» **YOUR TASK**:
Reproduce all of the material exactly as shown.

» **DATA SHOWN**:
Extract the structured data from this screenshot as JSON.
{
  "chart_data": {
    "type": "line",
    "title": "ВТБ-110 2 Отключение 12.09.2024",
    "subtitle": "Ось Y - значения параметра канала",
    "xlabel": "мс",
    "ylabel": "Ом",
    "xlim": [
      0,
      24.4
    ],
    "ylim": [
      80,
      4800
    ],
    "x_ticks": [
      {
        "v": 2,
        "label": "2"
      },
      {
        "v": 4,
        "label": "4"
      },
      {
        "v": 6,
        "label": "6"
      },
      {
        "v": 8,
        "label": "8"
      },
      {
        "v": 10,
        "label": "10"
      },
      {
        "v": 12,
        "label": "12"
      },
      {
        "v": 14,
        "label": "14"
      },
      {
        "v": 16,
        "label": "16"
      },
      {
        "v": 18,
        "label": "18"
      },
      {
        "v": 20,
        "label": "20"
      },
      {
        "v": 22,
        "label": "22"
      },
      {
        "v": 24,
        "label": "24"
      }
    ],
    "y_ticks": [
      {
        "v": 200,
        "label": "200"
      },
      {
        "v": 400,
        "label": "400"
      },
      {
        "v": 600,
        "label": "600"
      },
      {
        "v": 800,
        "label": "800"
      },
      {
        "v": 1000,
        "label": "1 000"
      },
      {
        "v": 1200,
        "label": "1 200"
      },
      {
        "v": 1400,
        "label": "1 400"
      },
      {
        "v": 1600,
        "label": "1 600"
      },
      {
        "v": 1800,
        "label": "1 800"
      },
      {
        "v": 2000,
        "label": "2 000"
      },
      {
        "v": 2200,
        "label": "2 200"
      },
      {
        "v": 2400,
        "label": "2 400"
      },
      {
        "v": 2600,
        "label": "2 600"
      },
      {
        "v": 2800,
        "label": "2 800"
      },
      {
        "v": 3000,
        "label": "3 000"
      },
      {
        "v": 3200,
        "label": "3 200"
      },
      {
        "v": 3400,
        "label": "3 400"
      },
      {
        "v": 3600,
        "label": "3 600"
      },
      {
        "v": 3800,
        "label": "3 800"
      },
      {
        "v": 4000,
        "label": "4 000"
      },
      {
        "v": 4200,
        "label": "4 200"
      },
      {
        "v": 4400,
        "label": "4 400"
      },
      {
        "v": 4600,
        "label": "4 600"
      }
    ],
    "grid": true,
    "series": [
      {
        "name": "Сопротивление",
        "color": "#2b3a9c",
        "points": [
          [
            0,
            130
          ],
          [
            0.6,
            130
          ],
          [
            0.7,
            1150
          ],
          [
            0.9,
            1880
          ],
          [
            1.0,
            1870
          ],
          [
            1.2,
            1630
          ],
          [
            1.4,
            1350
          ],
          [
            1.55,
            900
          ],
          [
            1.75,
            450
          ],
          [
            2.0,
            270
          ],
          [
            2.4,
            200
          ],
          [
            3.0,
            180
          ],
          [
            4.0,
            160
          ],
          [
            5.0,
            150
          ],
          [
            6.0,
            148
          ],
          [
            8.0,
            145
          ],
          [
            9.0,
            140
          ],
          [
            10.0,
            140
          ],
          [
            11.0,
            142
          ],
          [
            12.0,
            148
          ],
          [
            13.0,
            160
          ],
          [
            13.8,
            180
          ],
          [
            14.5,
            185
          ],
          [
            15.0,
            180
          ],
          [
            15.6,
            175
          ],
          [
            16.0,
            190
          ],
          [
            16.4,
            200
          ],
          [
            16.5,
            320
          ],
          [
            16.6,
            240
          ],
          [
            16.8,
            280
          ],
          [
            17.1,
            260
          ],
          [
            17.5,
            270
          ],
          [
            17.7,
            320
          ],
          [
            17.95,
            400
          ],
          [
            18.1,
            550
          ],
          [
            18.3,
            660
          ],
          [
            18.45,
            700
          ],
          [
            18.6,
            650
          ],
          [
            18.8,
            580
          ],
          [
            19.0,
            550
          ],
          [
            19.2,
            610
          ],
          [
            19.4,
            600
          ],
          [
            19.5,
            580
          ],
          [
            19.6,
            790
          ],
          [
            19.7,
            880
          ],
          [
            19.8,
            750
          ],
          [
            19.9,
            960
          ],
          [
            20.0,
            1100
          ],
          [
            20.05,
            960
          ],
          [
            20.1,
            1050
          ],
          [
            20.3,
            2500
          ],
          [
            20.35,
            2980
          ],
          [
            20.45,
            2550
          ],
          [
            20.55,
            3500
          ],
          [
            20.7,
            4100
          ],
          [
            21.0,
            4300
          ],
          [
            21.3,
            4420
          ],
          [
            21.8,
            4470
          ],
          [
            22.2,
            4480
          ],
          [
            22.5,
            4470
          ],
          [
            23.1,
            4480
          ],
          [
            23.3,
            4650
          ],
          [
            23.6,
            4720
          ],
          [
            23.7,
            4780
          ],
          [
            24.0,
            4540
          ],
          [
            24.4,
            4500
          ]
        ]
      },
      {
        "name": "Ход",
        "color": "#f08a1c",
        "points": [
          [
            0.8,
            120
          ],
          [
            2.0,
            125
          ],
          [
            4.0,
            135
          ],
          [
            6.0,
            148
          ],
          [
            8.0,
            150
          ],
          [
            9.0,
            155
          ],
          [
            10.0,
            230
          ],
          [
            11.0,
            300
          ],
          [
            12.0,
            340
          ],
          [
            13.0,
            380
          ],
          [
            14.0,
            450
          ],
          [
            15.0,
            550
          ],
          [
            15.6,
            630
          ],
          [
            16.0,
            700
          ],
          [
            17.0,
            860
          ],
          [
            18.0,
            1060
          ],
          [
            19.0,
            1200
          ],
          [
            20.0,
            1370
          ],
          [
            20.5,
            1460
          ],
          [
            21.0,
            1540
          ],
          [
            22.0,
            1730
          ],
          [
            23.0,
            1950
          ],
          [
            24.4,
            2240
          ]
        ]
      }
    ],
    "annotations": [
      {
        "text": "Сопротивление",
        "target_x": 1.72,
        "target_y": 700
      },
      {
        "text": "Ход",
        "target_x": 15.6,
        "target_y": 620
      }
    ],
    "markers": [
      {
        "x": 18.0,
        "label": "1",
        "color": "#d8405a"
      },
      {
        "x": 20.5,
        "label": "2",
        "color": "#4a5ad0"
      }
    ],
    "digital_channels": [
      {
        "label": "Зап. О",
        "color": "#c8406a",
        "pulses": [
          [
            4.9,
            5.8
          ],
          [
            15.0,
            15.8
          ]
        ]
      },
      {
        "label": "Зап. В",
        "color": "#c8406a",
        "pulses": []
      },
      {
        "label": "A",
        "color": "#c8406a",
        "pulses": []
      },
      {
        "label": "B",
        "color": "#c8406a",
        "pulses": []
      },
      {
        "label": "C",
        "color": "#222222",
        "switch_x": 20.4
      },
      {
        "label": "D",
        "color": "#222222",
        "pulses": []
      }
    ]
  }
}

» **RESULT OF THE EXERCISE**:
Extract the structured data from this screenshot as JSON.
{
  "chart_data": {
    "type": "line",
    "title": "ВТБ-110 2 Отключение 12.09.2024",
    "subtitle": "Ось Y - значения параметра канала",
    "xlabel": "мс",
    "ylabel": "Ом",
    "xlim": [
      0,
      24.4
    ],
    "ylim": [
      80,
      4800
    ],
    "x_ticks": [
      {
        "v": 2,
        "label": "2"
      },
      {
        "v": 4,
        "label": "4"
      },
      {
        "v": 6,
        "label": "6"
      },
      {
        "v": 8,
        "label": "8"
      },
      {
        "v": 10,
        "label": "10"
      },
      {
        "v": 12,
        "label": "12"
      },
      {
        "v": 14,
        "label": "14"
      },
      {
        "v": 16,
        "label": "16"
      },
      {
        "v": 18,
        "label": "18"
      },
      {
        "v": 20,
        "label": "20"
      },
      {
        "v": 22,
        "label": "22"
      },
      {
        "v": 24,
        "label": "24"
      }
    ],
    "y_ticks": [
      {
        "v": 200,
        "label": "200"
      },
      {
        "v": 400,
        "label": "400"
      },
      {
        "v": 600,
        "label": "600"
      },
      {
        "v": 800,
        "label": "800"
      },
      {
        "v": 1000,
        "label": "1 000"
      },
      {
        "v": 1200,
        "label": "1 200"
      },
      {
        "v": 1400,
        "label": "1 400"
      },
      {
        "v": 1600,
        "label": "1 600"
      },
      {
        "v": 1800,
        "label": "1 800"
      },
      {
        "v": 2000,
        "label": "2 000"
      },
      {
        "v": 2200,
        "label": "2 200"
      },
      {
        "v": 2400,
        "label": "2 400"
      },
      {
        "v": 2600,
        "label": "2 600"
      },
      {
        "v": 2800,
        "label": "2 800"
      },
      {
        "v": 3000,
        "label": "3 000"
      },
      {
        "v": 3200,
        "label": "3 200"
      },
      {
        "v": 3400,
        "label": "3 400"
      },
      {
        "v": 3600,
        "label": "3 600"
      },
      {
        "v": 3800,
        "label": "3 800"
      },
      {
        "v": 4000,
        "label": "4 000"
      },
      {
        "v": 4200,
        "label": "4 200"
      },
      {
        "v": 4400,
        "label": "4 400"
      },
      {
        "v": 4600,
        "label": "4 600"
      }
    ],
    "grid": true,
    "series": [
      {
        "name": "Сопротивление",
        "color": "#2b3a9c",
        "points": [
          [
            0,
            130
          ],
          [
            0.6,
            130
          ],
          [
            0.7,
            1150
          ],
          [
            0.9,
            1880
          ],
          [
            1.0,
            1870
          ],
          [
            1.2,
            1630
          ],
          [
            1.4,
            1350
          ],
          [
            1.55,
            900
          ],
          [
            1.75,
            450
          ],
          [
            2.0,
            270
          ],
          [
            2.4,
            200
          ],
          [
            3.0,
            180
          ],
          [
            4.0,
            160
          ],
          [
            5.0,
            150
          ],
          [
            6.0,
            148
          ],
          [
            8.0,
            145
          ],
          [
            9.0,
            140
          ],
          [
            10.0,
            140
          ],
          [
            11.0,
            142
          ],
          [
            12.0,
            148
          ],
          [
            13.0,
            160
          ],
          [
            13.8,
            180
          ],
          [
            14.5,
            185
          ],
          [
            15.0,
            180
          ],
          [
            15.6,
            175
          ],
          [
            16.0,
            190
          ],
          [
            16.4,
            200
          ],
          [
            16.5,
            320
          ],
          [
            16.6,
            240
          ],
          [
            16.8,
            280
          ],
          [
            17.1,
            260
          ],
          [
            17.5,
            270
          ],
          [
            17.7,
            320
          ],
          [
            17.95,
            400
          ],
          [
            18.1,
            550
          ],
          [
            18.3,
            660
          ],
          [
            18.45,
            700
          ],
          [
            18.6,
            650
          ],
          [
            18.8,
            580
          ],
          [
            19.0,
            550
          ],
          [
            19.2,
            610
          ],
          [
            19.4,
            600
          ],
          [
            19.5,
            580
          ],
          [
            19.6,
            790
          ],
          [
            19.7,
            880
          ],
          [
            19.8,
            750
          ],
          [
            19.9,
            960
          ],
          [
            20.0,
            1100
          ],
          [
            20.05,
            960
          ],
          [
            20.1,
            1050
          ],
          [
            20.3,
            2500
          ],
          [
            20.35,
            2980
          ],
          [
            20.45,
            2550
          ],
          [
            20.55,
            3500
          ],
          [
            20.7,
            4100
          ],
          [
            21.0,
            4300
          ],
          [
            21.3,
            4420
          ],
          [
            21.8,
            4470
          ],
          [
            22.2,
            4480
          ],
          [
            22.5,
            4470
          ],
          [
            23.1,
            4480
          ],
          [
            23.3,
            4650
          ],
          [
            23.6,
            4720
          ],
          [
            23.7,
            4780
          ],
          [
            24.0,
            4540
          ],
          [
            24.4,
            4500
          ]
        ]
      },
      {
        "name": "Ход",
        "color": "#f08a1c",
        "points": [
          [
            0.8,
            120
          ],
          [
            2.0,
            125
          ],
          [
            4.0,
            135
          ],
          [
            6.0,
            148
          ],
          [
            8.0,
            150
          ],
          [
            9.0,
            155
          ],
          [
            10.0,
            230
          ],
          [
            11.0,
            300
          ],
          [
            12.0,
            340
          ],
          [
            13.0,
            380
          ],
          [
            14.0,
            450
          ],
          [
            15.0,
            550
          ],
          [
            15.6,
            630
          ],
          [
            16.0,
            700
          ],
          [
            17.0,
            860
          ],
          [
            18.0,
            1060
          ],
          [
            19.0,
            1200
          ],
          [
            20.0,
            1370
          ],
          [
            20.5,
            1460
          ],
          [
            21.0,
            1540
          ],
          [
            22.0,
            1730
          ],
          [
            23.0,
            1950
          ],
          [
            24.4,
            2240
          ]
        ]
      }
    ],
    "annotations": [
      {
        "text": "Сопротивление",
        "target_x": 1.72,
        "target_y": 700
      },
      {
        "text": "Ход",
        "target_x": 15.6,
        "target_y": 620
      }
    ],
    "markers": [
      {
        "x": 18.0,
        "label": "1",
        "color": "#d8405a"
      },
      {
        "x": 20.5,
        "label": "2",
        "color": "#4a5ad0"
      }
    ],
    "digital_channels": [
      {
        "label": "Зап. О",
        "color": "#c8406a",
        "pulses": [
          [
            4.9,
            5.8
          ],
          [
            15.0,
            15.8
          ]
        ]
      },
      {
        "label": "Зап. В",
        "color": "#c8406a",
        "pulses": []
      },
      {
        "label": "A",
        "color": "#c8406a",
        "pulses": []
      },
      {
        "label": "B",
        "color": "#c8406a",
        "pulses": []
      },
      {
        "label": "C",
        "color": "#222222",
        "switch_x": 20.4
      },
      {
        "label": "D",
        "color": "#222222",
        "pulses": []
      }
    ]
  }
}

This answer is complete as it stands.